EXERCISE INPUT »

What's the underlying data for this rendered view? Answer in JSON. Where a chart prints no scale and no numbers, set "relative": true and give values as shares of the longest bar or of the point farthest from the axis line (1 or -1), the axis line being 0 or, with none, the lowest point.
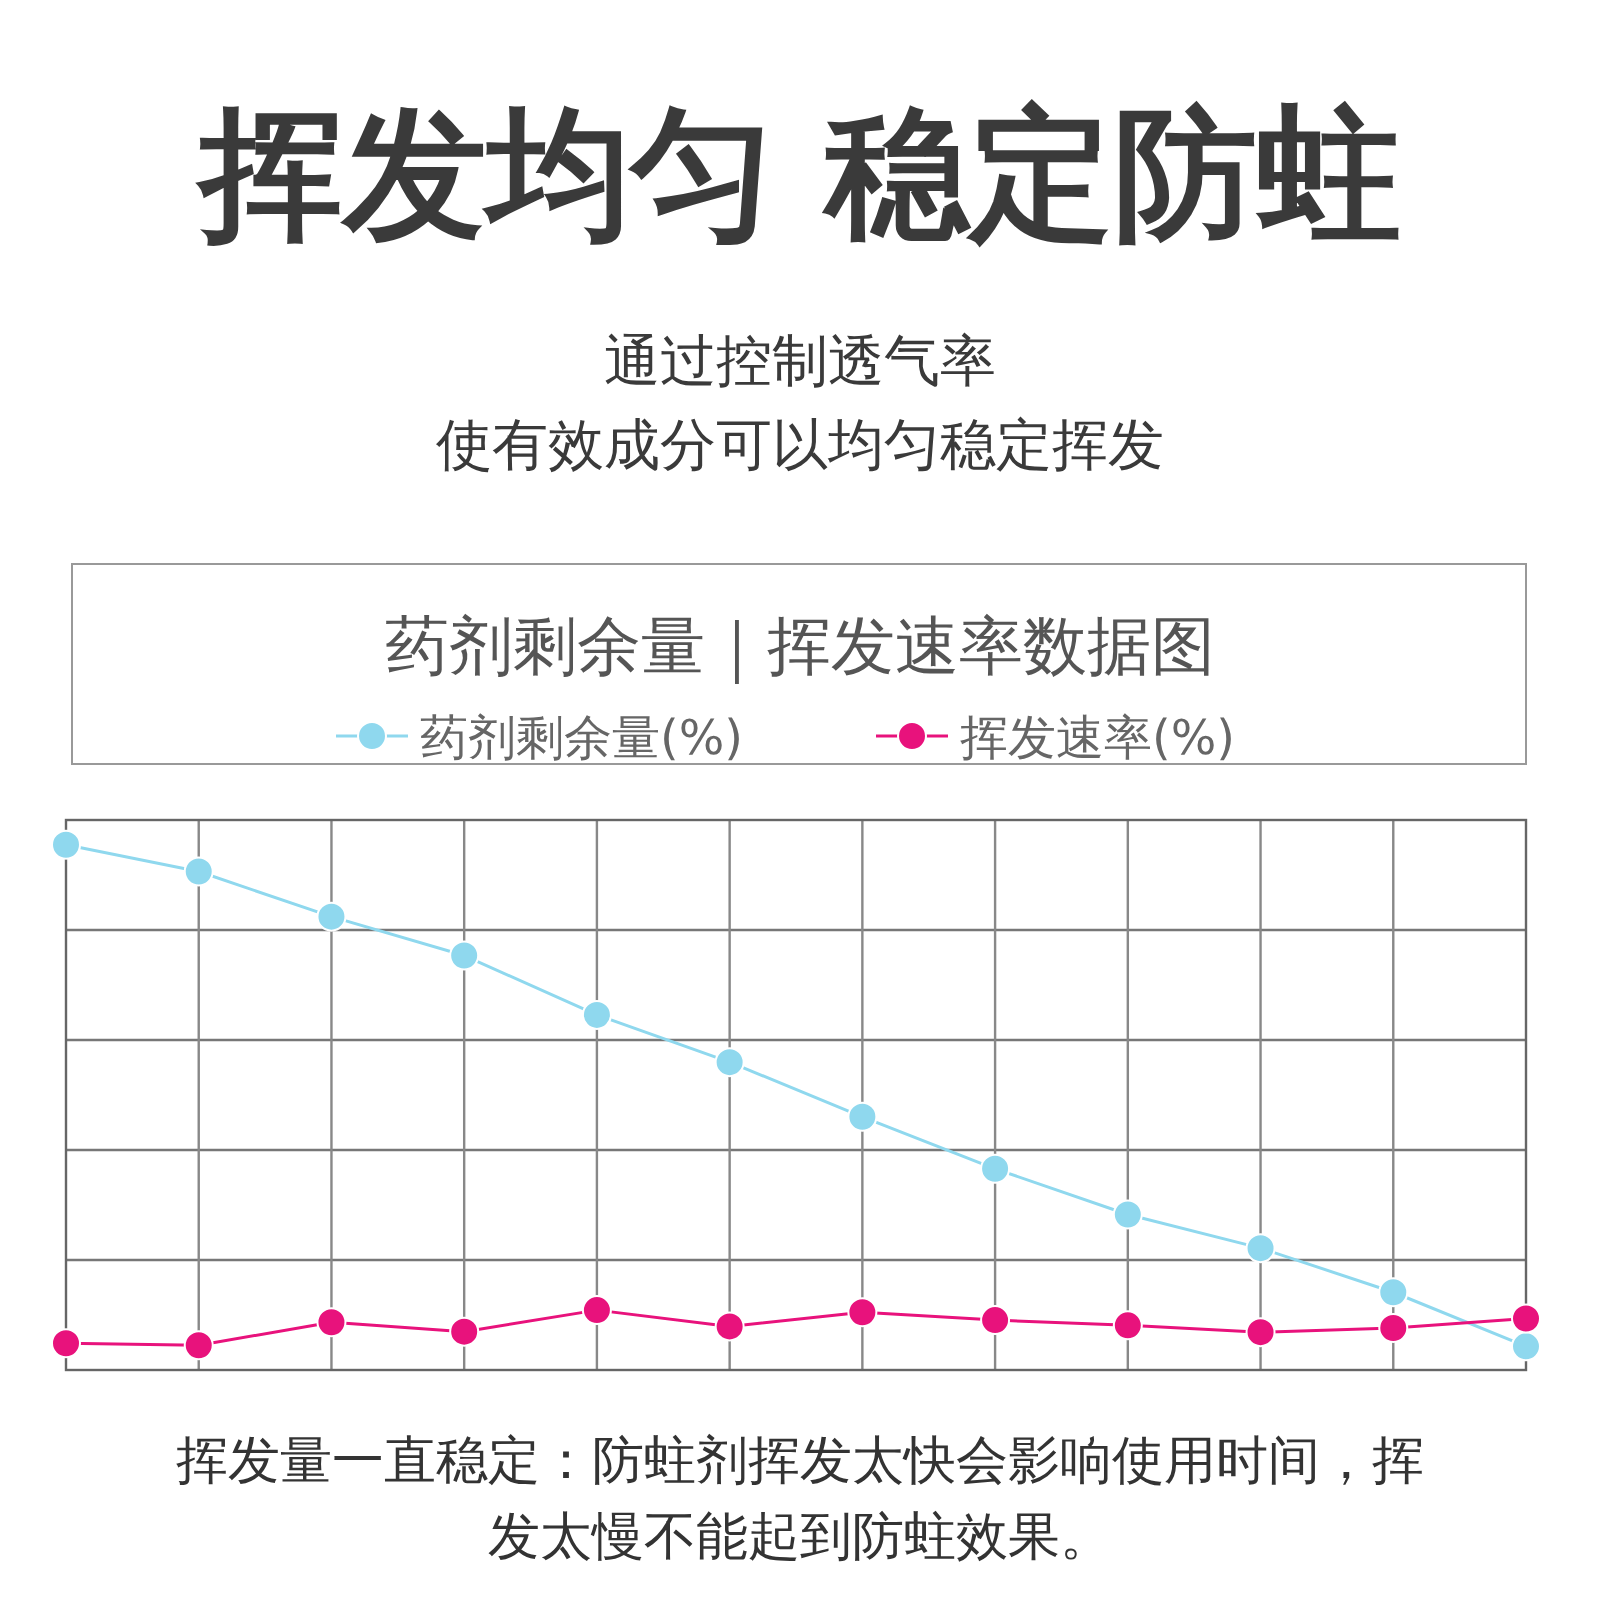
{
  "chart_data": {
    "type": "line",
    "title": "挥发均匀 稳定防蛀",
    "subtitle": "通过控制透气率",
    "annotations": [
      "使有效成分可以均匀稳定挥发",
      "药剂剩余量｜挥发速率数据图",
      "挥发量一直稳定：防蛀剂挥发太快会影响使用时间，挥发太慢不能起到防蛀效果。"
    ],
    "relative": true,
    "categories": [
      null,
      null,
      null,
      null,
      null,
      null,
      null,
      null,
      null,
      null,
      null,
      null
    ],
    "series": [
      {
        "name": "药剂剩余量(%)",
        "color": "#8fd8ee",
        "values": [
          1,
          0.949,
          0.863,
          0.789,
          0.676,
          0.586,
          0.482,
          0.383,
          0.296,
          0.232,
          0.148,
          0.045
        ]
      },
      {
        "name": "挥发速率(%)",
        "color": "#e8127c",
        "values": [
          0.051,
          0.047,
          0.091,
          0.073,
          0.114,
          0.083,
          0.11,
          0.095,
          0.085,
          0.072,
          0.08,
          0.098
        ]
      }
    ],
    "grid": true,
    "legend": "top",
    "marker": "circle",
    "line_style": "solid"
  }
}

TASK DESCRIPTION » Take the data above and repeat it exactly, leaving each picture out.

COMPLETE ANSWER »
What's the underlying data for this rendered view? Answer in JSON. Where a chart prints no scale and no numbers, set "relative": true and give values as shares of the longest bar or of the point farthest from the axis line (1 or -1), the axis line being 0 or, with none, the lowest point.
{
  "chart_data": {
    "type": "line",
    "title": "挥发均匀 稳定防蛀",
    "subtitle": "通过控制透气率",
    "annotations": [
      "使有效成分可以均匀稳定挥发",
      "药剂剩余量｜挥发速率数据图",
      "挥发量一直稳定：防蛀剂挥发太快会影响使用时间，挥发太慢不能起到防蛀效果。"
    ],
    "relative": true,
    "categories": [
      null,
      null,
      null,
      null,
      null,
      null,
      null,
      null,
      null,
      null,
      null,
      null
    ],
    "series": [
      {
        "name": "药剂剩余量(%)",
        "color": "#8fd8ee",
        "values": [
          1,
          0.949,
          0.863,
          0.789,
          0.676,
          0.586,
          0.482,
          0.383,
          0.296,
          0.232,
          0.148,
          0.045
        ]
      },
      {
        "name": "挥发速率(%)",
        "color": "#e8127c",
        "values": [
          0.051,
          0.047,
          0.091,
          0.073,
          0.114,
          0.083,
          0.11,
          0.095,
          0.085,
          0.072,
          0.08,
          0.098
        ]
      }
    ],
    "grid": true,
    "legend": "top",
    "marker": "circle",
    "line_style": "solid"
  }
}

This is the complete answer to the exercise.